## START

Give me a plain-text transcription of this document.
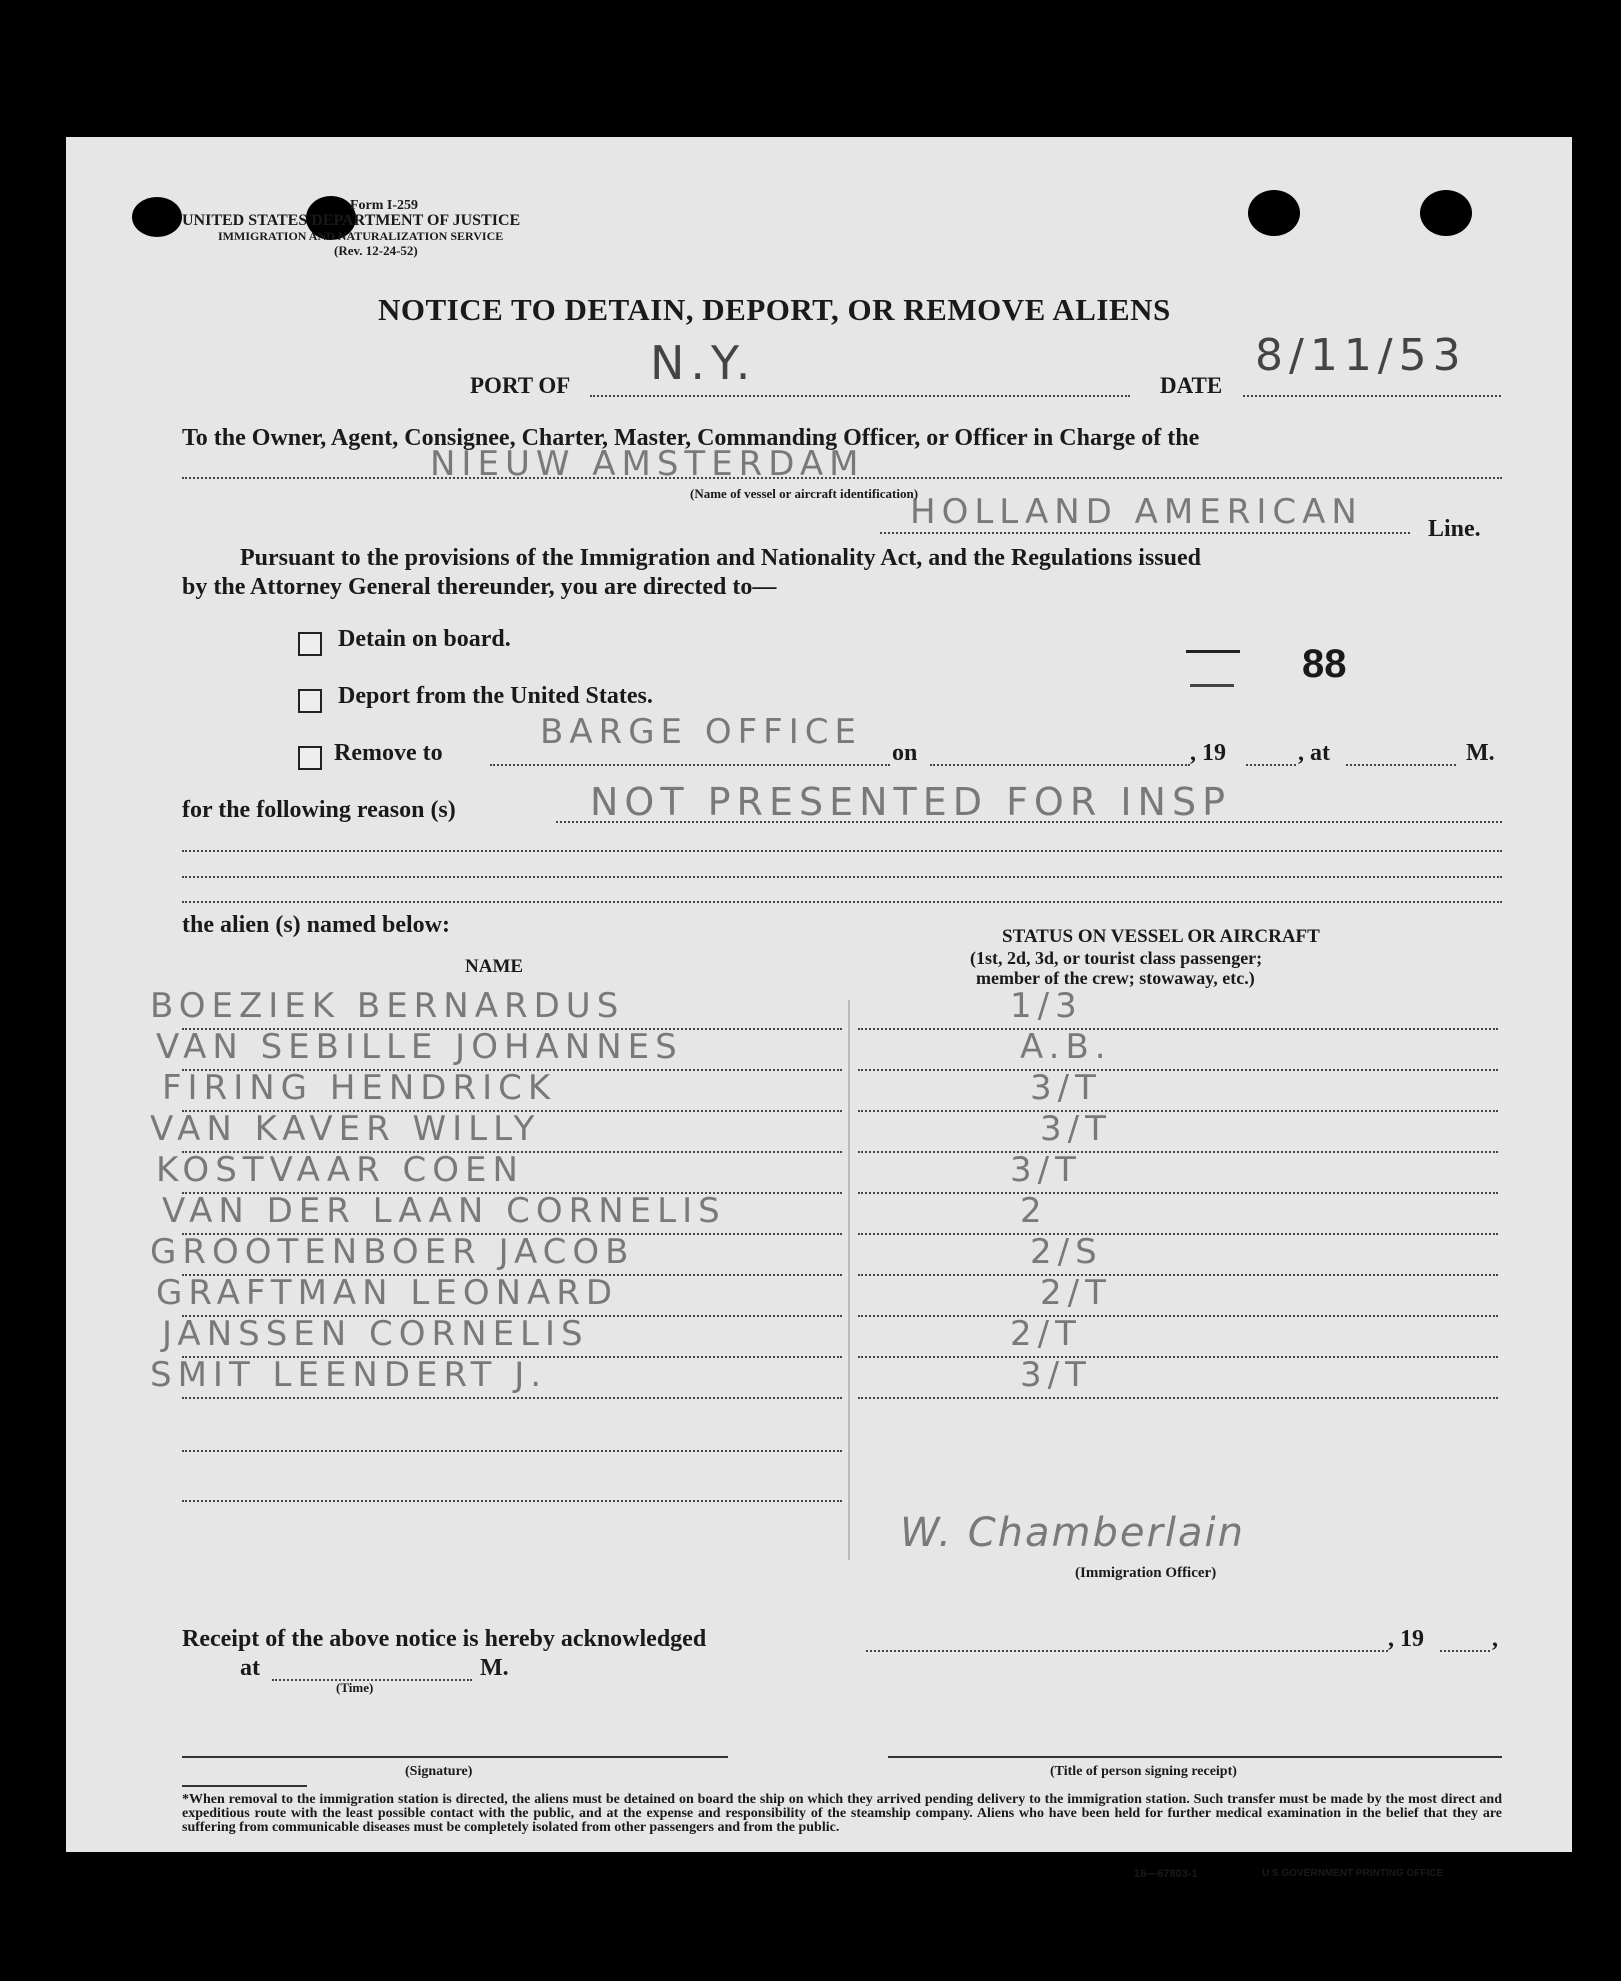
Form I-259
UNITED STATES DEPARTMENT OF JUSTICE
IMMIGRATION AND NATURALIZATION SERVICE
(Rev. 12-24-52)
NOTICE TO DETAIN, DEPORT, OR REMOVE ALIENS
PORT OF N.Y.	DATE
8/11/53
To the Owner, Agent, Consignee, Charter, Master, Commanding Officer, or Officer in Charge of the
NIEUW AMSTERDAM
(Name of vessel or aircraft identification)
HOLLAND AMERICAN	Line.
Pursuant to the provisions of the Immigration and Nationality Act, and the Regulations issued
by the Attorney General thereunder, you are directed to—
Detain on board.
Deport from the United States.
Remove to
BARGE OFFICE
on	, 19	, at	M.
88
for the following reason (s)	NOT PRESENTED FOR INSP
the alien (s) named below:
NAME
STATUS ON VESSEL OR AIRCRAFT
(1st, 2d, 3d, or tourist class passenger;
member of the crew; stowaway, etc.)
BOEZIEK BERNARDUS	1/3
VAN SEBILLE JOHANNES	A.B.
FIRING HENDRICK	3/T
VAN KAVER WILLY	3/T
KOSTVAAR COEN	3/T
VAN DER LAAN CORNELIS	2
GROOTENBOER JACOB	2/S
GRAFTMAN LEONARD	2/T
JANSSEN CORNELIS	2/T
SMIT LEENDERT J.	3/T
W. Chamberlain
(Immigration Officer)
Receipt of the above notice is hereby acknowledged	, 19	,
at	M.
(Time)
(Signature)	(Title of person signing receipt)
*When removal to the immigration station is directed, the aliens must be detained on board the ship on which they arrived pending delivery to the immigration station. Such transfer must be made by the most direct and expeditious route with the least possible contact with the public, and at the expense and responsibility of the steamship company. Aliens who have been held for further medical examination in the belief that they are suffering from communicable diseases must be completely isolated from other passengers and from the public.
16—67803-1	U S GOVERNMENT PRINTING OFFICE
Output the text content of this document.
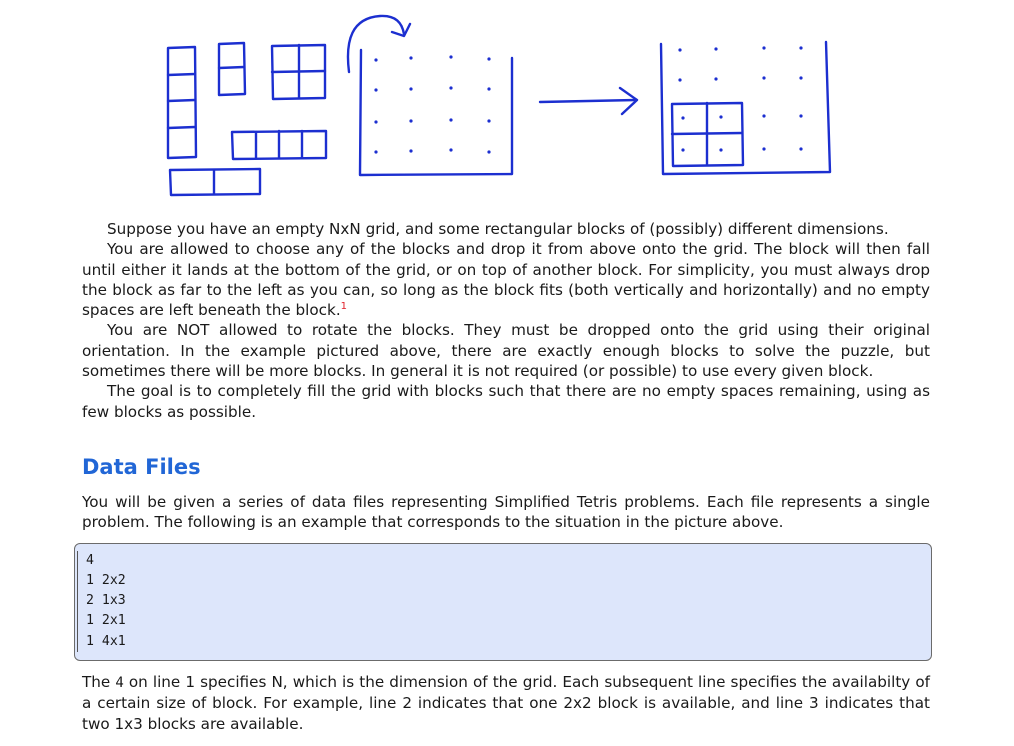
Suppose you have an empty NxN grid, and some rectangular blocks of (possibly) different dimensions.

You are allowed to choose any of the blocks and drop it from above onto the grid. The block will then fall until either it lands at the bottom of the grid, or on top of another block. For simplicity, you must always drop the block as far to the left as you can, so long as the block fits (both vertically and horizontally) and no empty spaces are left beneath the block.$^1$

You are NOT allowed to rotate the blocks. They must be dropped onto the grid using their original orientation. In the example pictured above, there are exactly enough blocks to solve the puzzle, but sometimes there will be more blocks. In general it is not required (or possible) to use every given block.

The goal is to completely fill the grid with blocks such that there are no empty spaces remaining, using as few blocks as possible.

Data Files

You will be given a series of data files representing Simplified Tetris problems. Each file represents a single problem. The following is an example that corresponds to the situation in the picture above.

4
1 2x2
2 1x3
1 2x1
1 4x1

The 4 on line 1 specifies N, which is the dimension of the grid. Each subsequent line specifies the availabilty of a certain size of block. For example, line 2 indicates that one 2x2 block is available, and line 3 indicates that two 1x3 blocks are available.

## END

STATED PROBLEM =
Display every line of the listing that contains the string "following".

FULL SOLUTION =
for the following reason (s)	NOT PRESENTED FOR INSP
You will be given a series of data files representing Simplified Tetris problems. Each file represents a single problem. The following is an example that corresponds to the situation in the picture above.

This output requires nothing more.